Select all lines with the string "this" in them, and copy those lines.

## START

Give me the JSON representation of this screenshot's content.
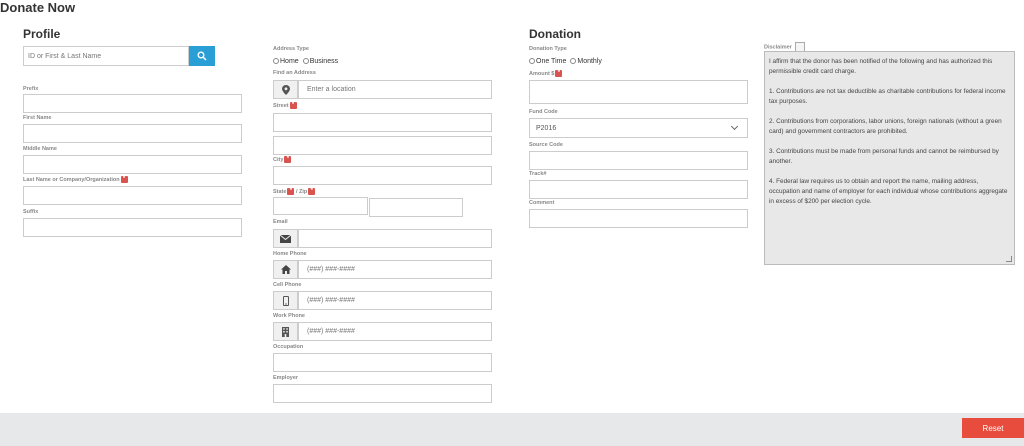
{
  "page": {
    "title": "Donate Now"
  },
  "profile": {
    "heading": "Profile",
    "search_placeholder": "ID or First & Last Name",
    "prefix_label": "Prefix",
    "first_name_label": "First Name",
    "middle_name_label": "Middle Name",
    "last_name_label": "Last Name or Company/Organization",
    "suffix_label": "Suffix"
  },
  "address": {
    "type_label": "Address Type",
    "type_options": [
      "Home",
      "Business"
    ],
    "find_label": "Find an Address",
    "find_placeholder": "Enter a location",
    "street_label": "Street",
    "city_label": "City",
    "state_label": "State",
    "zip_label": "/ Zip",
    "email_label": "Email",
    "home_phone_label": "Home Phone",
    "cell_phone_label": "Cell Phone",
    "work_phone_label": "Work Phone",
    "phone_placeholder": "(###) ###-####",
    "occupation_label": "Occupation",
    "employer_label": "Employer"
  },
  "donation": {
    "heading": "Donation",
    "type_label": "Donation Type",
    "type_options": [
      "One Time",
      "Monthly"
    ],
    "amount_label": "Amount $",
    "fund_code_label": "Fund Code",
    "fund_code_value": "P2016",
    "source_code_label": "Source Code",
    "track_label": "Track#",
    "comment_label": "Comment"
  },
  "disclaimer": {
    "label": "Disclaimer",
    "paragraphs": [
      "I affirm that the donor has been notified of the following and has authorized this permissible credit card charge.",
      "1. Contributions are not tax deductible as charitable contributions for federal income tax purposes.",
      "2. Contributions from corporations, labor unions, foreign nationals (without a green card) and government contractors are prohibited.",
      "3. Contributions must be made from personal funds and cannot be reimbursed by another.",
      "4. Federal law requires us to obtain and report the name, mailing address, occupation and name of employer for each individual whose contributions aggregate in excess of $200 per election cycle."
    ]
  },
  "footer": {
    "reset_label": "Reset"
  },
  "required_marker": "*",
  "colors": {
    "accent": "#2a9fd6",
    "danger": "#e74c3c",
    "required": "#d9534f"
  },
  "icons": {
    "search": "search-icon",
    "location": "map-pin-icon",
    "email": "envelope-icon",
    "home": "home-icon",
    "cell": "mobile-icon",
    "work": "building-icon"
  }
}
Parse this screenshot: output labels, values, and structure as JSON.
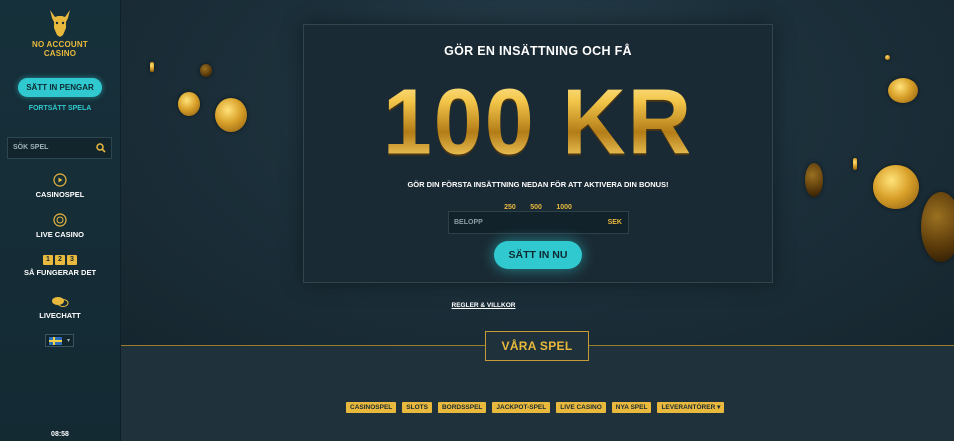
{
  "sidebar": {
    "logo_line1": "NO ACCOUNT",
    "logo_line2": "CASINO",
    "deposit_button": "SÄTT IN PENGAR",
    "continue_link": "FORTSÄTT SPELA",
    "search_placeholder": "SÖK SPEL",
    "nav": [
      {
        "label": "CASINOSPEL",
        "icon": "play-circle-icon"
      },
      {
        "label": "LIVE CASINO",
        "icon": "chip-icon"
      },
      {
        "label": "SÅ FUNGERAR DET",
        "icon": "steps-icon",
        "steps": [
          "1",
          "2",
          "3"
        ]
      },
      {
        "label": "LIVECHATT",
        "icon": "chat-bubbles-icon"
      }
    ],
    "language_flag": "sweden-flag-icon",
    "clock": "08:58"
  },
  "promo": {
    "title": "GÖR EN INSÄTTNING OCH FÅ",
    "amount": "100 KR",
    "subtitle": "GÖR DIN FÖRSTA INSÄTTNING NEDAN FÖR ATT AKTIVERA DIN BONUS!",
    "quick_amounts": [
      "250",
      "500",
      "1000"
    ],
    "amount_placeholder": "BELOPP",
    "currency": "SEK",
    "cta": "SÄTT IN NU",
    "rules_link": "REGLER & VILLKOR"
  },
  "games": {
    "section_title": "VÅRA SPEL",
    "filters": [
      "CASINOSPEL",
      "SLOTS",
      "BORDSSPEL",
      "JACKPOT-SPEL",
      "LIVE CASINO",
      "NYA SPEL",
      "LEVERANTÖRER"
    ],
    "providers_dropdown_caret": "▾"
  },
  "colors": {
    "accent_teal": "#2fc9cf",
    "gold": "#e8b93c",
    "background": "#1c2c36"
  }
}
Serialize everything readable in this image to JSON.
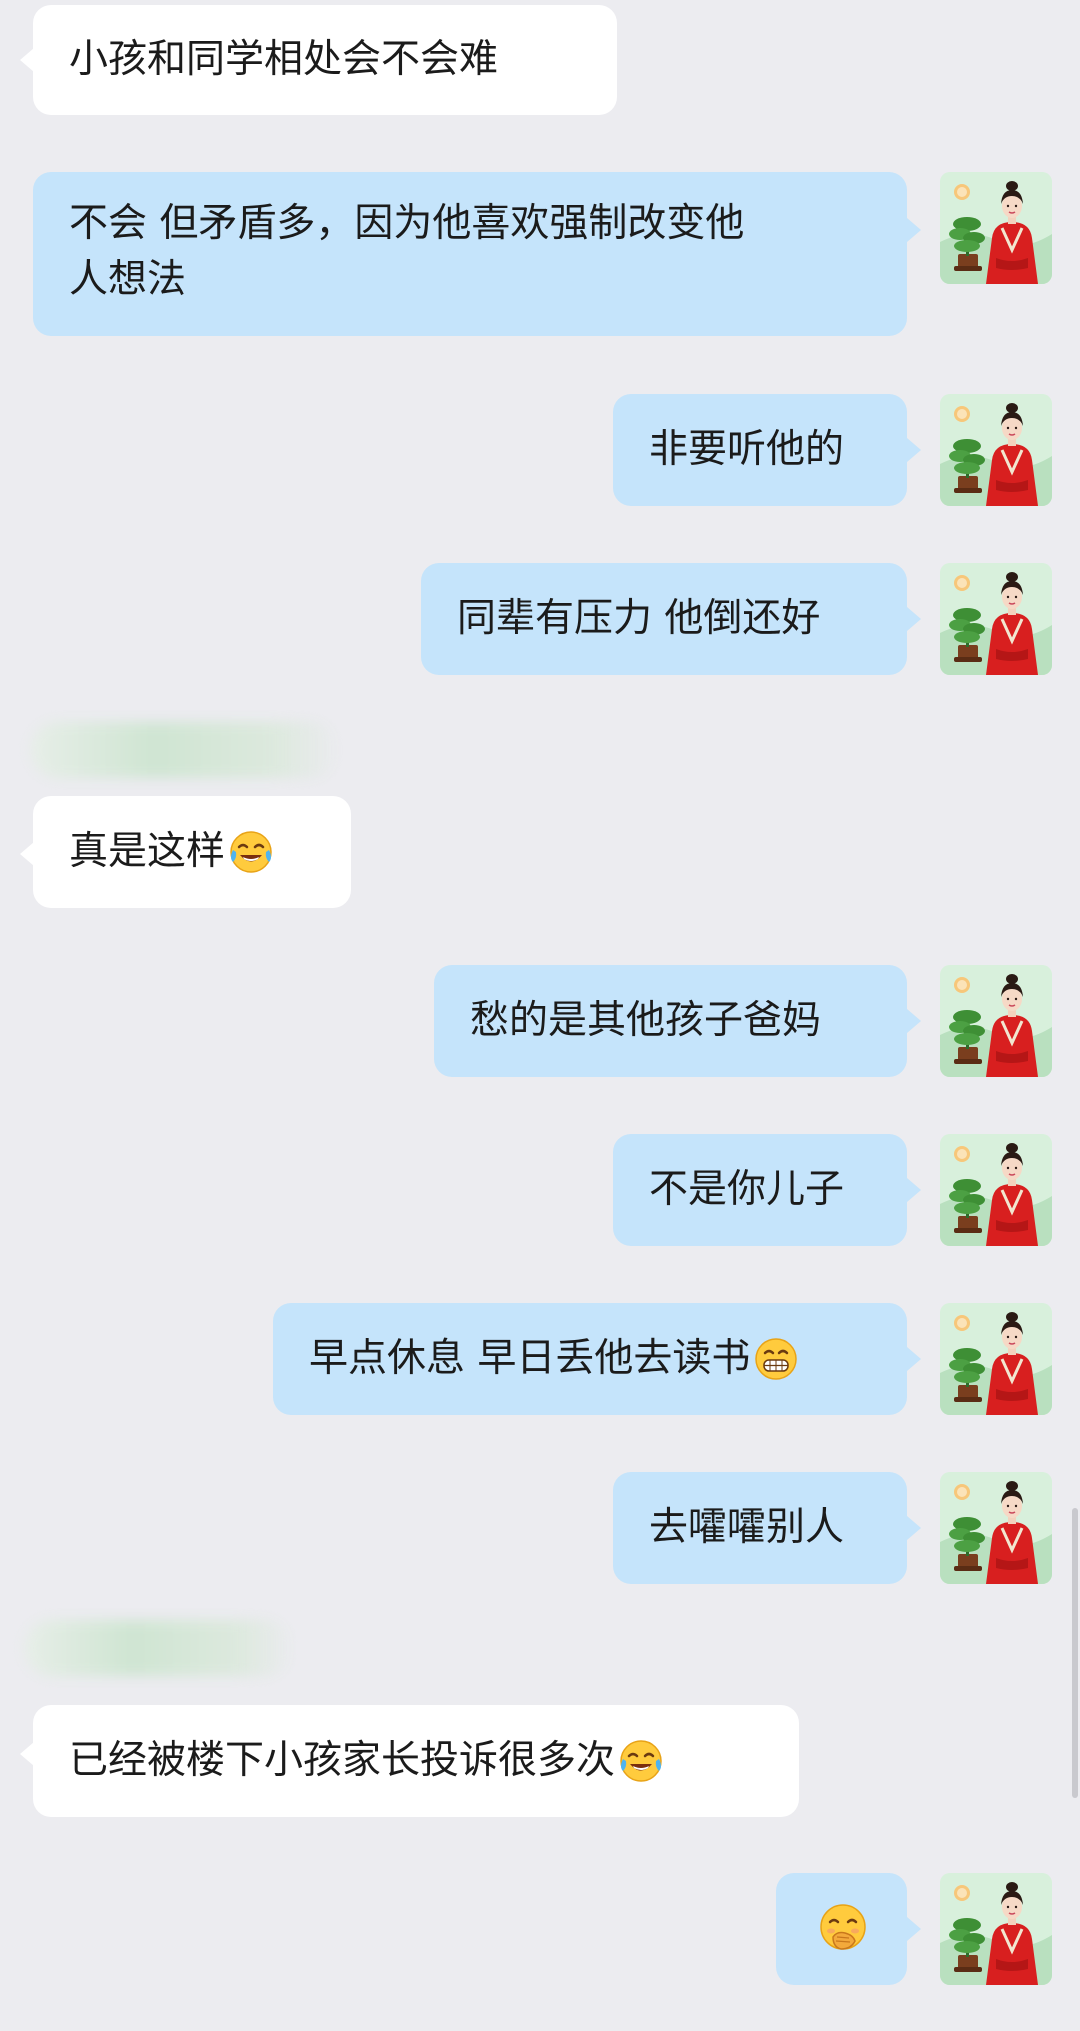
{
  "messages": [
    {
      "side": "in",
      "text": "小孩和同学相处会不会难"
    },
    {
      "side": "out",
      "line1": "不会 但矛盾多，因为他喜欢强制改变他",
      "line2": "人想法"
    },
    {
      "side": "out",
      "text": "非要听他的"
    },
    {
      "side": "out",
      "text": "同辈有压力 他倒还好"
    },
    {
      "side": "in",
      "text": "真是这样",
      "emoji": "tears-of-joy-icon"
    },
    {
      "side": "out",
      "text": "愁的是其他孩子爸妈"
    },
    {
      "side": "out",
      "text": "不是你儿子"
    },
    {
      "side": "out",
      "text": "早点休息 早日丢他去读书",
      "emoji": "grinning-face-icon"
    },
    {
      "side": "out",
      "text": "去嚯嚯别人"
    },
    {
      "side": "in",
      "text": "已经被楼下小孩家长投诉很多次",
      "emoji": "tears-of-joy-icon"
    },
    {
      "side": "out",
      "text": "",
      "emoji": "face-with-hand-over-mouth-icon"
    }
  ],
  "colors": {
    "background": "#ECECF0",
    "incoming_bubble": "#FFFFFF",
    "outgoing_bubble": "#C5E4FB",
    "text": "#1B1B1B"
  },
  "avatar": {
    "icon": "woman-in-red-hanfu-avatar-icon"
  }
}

## END
## START

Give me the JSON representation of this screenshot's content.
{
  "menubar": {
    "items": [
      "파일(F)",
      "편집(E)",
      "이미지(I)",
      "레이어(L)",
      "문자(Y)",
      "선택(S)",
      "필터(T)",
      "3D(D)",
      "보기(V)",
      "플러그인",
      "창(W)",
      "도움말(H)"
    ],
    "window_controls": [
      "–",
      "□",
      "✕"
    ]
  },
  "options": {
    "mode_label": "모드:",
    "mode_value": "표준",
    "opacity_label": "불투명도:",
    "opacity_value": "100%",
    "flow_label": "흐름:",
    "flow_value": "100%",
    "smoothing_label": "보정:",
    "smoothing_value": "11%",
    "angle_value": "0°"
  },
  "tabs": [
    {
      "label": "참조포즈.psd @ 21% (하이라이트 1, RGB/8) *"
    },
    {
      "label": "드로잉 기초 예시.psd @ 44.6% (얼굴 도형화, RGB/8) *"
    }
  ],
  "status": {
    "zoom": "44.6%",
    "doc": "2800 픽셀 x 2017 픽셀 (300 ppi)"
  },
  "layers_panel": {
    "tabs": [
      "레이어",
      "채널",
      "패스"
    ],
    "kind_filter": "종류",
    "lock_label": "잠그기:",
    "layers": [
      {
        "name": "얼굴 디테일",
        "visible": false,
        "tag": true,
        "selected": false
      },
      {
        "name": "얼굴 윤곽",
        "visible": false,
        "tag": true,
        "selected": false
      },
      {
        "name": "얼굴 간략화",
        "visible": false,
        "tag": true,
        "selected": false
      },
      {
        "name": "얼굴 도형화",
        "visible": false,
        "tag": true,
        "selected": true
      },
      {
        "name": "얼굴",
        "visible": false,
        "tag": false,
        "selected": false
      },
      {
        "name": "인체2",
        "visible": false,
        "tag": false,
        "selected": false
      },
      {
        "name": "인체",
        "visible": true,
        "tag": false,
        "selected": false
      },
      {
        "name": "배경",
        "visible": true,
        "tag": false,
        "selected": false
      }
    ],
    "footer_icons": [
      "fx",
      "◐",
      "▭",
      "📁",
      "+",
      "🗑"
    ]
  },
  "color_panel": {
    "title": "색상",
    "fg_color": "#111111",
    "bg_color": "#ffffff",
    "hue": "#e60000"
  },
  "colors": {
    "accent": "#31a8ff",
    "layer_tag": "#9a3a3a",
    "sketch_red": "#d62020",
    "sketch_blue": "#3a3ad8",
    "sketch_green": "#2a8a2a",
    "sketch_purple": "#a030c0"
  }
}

## END

Solved problem:
Give me the JSON representation of this screenshot's content.
      "I affirm that the donor has been notified of the following and has authorized this permissible credit card charge.",
Parse this screenshot: output labels, values, and structure as JSON.
Serialize everything readable in this image to JSON.
Give me the JSON representation of this screenshot's content.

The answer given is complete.